SET PROBLEM:
Records follow. Pull out every line that contains "JSON".
* start MATERIAL *
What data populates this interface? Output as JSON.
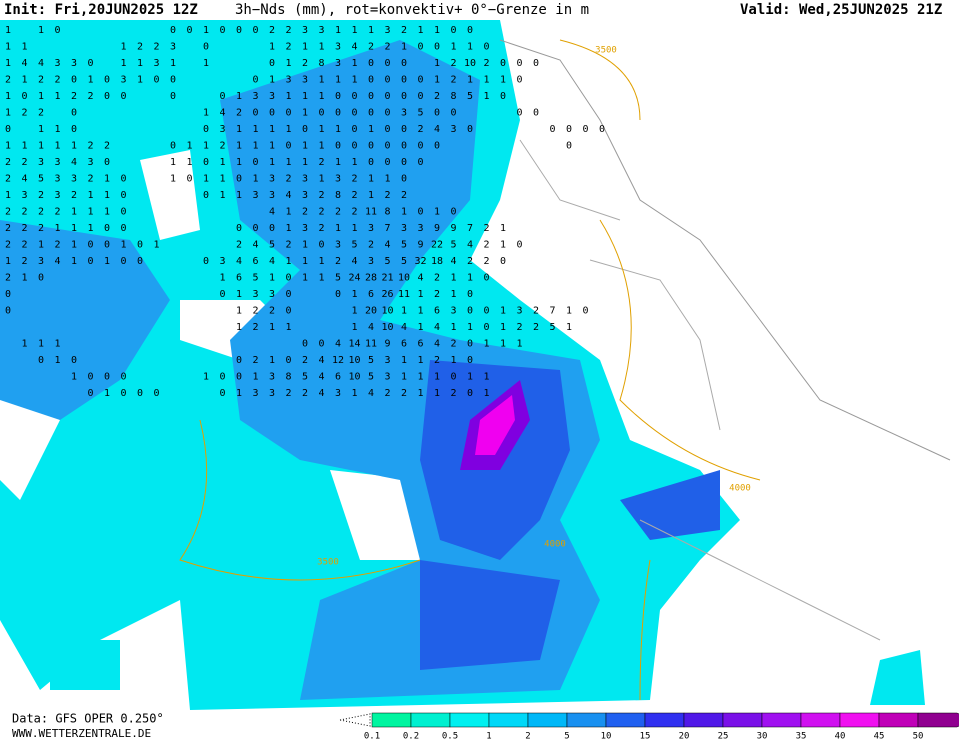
{
  "header": {
    "init": "Init: Fri,20JUN2025 12Z",
    "title": "3h−Nds (mm), rot=konvektiv+ 0°−Grenze in m",
    "valid": "Valid: Wed,25JUN2025 21Z"
  },
  "footer": {
    "data": "Data: GFS OPER 0.250°",
    "site": "WWW.WETTERZENTRALE.DE"
  },
  "colorbar": {
    "labels": [
      0.1,
      0.2,
      0.5,
      1,
      2,
      5,
      10,
      15,
      20,
      25,
      30,
      35,
      40,
      45,
      50
    ],
    "colors": [
      "#00f5a0",
      "#00f0d0",
      "#00f0f0",
      "#00d8f8",
      "#00b8f8",
      "#1890f0",
      "#2060f0",
      "#3030f0",
      "#5018e8",
      "#7a10e8",
      "#a010f0",
      "#d010f0",
      "#f010f0",
      "#c000b8",
      "#900090"
    ]
  },
  "contour_labels": [
    "3500",
    "3500",
    "4000",
    "4000"
  ],
  "grid_values": [
    [
      1,
      null,
      1,
      0,
      null,
      null,
      null,
      null,
      null,
      null,
      0,
      0,
      1,
      0,
      0,
      0,
      2,
      2,
      3,
      3,
      1,
      1,
      1,
      3,
      2,
      1,
      1,
      0,
      0
    ],
    [
      1,
      1,
      null,
      null,
      null,
      null,
      null,
      1,
      2,
      2,
      3,
      null,
      0,
      null,
      null,
      null,
      1,
      2,
      1,
      1,
      3,
      4,
      2,
      2,
      1,
      0,
      0,
      1,
      1,
      0
    ],
    [
      1,
      4,
      4,
      3,
      3,
      0,
      null,
      1,
      1,
      3,
      1,
      null,
      1,
      null,
      null,
      null,
      0,
      1,
      2,
      8,
      3,
      1,
      0,
      0,
      0,
      null,
      1,
      2,
      10,
      2,
      0,
      0,
      0
    ],
    [
      2,
      1,
      2,
      2,
      0,
      1,
      0,
      3,
      1,
      0,
      0,
      null,
      null,
      null,
      null,
      0,
      1,
      3,
      3,
      1,
      1,
      1,
      0,
      0,
      0,
      0,
      1,
      2,
      1,
      1,
      1,
      0
    ],
    [
      1,
      0,
      1,
      1,
      2,
      2,
      0,
      0,
      null,
      null,
      0,
      null,
      null,
      0,
      1,
      3,
      3,
      1,
      1,
      1,
      0,
      0,
      0,
      0,
      0,
      0,
      2,
      8,
      5,
      1,
      0
    ],
    [
      1,
      2,
      2,
      null,
      0,
      null,
      null,
      null,
      null,
      null,
      null,
      null,
      1,
      4,
      2,
      0,
      0,
      0,
      1,
      0,
      0,
      0,
      0,
      0,
      3,
      5,
      0,
      0,
      null,
      null,
      null,
      0,
      0
    ],
    [
      0,
      null,
      1,
      1,
      0,
      null,
      null,
      null,
      null,
      null,
      null,
      null,
      0,
      3,
      1,
      1,
      1,
      1,
      0,
      1,
      1,
      0,
      1,
      0,
      0,
      2,
      4,
      3,
      0,
      null,
      null,
      null,
      null,
      0,
      0,
      0,
      0
    ],
    [
      1,
      1,
      1,
      1,
      1,
      2,
      2,
      null,
      null,
      null,
      0,
      1,
      1,
      2,
      1,
      1,
      1,
      0,
      1,
      1,
      0,
      0,
      0,
      0,
      0,
      0,
      0,
      null,
      null,
      null,
      null,
      null,
      null,
      null,
      0
    ],
    [
      2,
      2,
      3,
      3,
      4,
      3,
      0,
      null,
      null,
      null,
      1,
      1,
      0,
      1,
      1,
      0,
      1,
      1,
      1,
      2,
      1,
      1,
      0,
      0,
      0,
      0
    ],
    [
      2,
      4,
      5,
      3,
      3,
      2,
      1,
      0,
      null,
      null,
      1,
      0,
      1,
      1,
      0,
      1,
      3,
      2,
      3,
      1,
      3,
      2,
      1,
      1,
      0
    ],
    [
      1,
      3,
      2,
      3,
      2,
      1,
      1,
      0,
      null,
      null,
      null,
      null,
      0,
      1,
      1,
      3,
      3,
      4,
      3,
      2,
      8,
      2,
      1,
      2,
      2
    ],
    [
      2,
      2,
      2,
      2,
      1,
      1,
      1,
      0,
      null,
      null,
      null,
      null,
      null,
      null,
      null,
      null,
      4,
      1,
      2,
      2,
      2,
      2,
      11,
      8,
      1,
      0,
      1,
      0
    ],
    [
      2,
      2,
      2,
      1,
      1,
      1,
      0,
      0,
      null,
      null,
      null,
      null,
      null,
      null,
      0,
      0,
      0,
      1,
      3,
      2,
      1,
      1,
      3,
      7,
      3,
      3,
      9,
      9,
      7,
      2,
      1
    ],
    [
      2,
      2,
      1,
      2,
      1,
      0,
      0,
      1,
      0,
      1,
      null,
      null,
      null,
      null,
      2,
      4,
      5,
      2,
      1,
      0,
      3,
      5,
      2,
      4,
      5,
      9,
      22,
      5,
      4,
      2,
      1,
      0
    ],
    [
      1,
      2,
      3,
      4,
      1,
      0,
      1,
      0,
      0,
      null,
      null,
      null,
      0,
      3,
      4,
      6,
      4,
      1,
      1,
      1,
      2,
      4,
      3,
      5,
      5,
      32,
      18,
      4,
      2,
      2,
      0
    ],
    [
      2,
      1,
      0,
      null,
      null,
      null,
      null,
      null,
      null,
      null,
      null,
      null,
      null,
      1,
      6,
      5,
      1,
      0,
      1,
      1,
      5,
      24,
      28,
      21,
      10,
      4,
      2,
      1,
      1,
      0
    ],
    [
      0,
      null,
      null,
      null,
      null,
      null,
      null,
      null,
      null,
      null,
      null,
      null,
      null,
      0,
      1,
      3,
      3,
      0,
      null,
      null,
      0,
      1,
      6,
      26,
      11,
      1,
      2,
      1,
      0
    ],
    [
      0,
      null,
      null,
      null,
      null,
      null,
      null,
      null,
      null,
      null,
      null,
      null,
      null,
      null,
      1,
      2,
      2,
      0,
      null,
      null,
      null,
      1,
      20,
      10,
      1,
      1,
      6,
      3,
      0,
      0,
      1,
      3,
      2,
      7,
      1,
      0
    ],
    [
      null,
      null,
      null,
      null,
      null,
      null,
      null,
      null,
      null,
      null,
      null,
      null,
      null,
      null,
      1,
      2,
      1,
      1,
      null,
      null,
      null,
      1,
      4,
      10,
      4,
      1,
      4,
      1,
      1,
      0,
      1,
      2,
      2,
      5,
      1
    ],
    [
      null,
      1,
      1,
      1,
      null,
      null,
      null,
      null,
      null,
      null,
      null,
      null,
      null,
      null,
      null,
      null,
      null,
      null,
      0,
      0,
      4,
      14,
      11,
      9,
      6,
      6,
      4,
      2,
      0,
      1,
      1,
      1
    ],
    [
      null,
      null,
      0,
      1,
      0,
      null,
      null,
      null,
      null,
      null,
      null,
      null,
      null,
      null,
      0,
      2,
      1,
      0,
      2,
      4,
      12,
      10,
      5,
      3,
      1,
      1,
      2,
      1,
      0
    ],
    [
      null,
      null,
      null,
      null,
      1,
      0,
      0,
      0,
      null,
      null,
      null,
      null,
      1,
      0,
      0,
      1,
      3,
      8,
      5,
      4,
      6,
      10,
      5,
      3,
      1,
      1,
      1,
      0,
      1,
      1
    ],
    [
      null,
      null,
      null,
      null,
      null,
      0,
      1,
      0,
      0,
      0,
      null,
      null,
      null,
      0,
      1,
      3,
      3,
      2,
      2,
      4,
      3,
      1,
      4,
      2,
      2,
      1,
      1,
      2,
      0,
      1
    ]
  ]
}
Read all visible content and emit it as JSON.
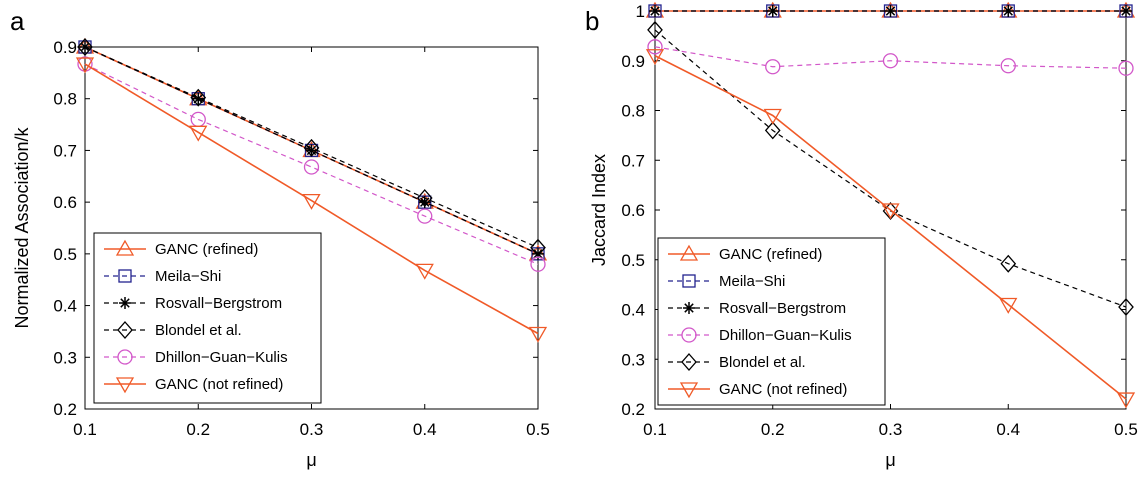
* end MATERIAL *
OUTPUT BELOW:
What data populates this interface? Output as JSON.
Read all visible content and emit it as JSON.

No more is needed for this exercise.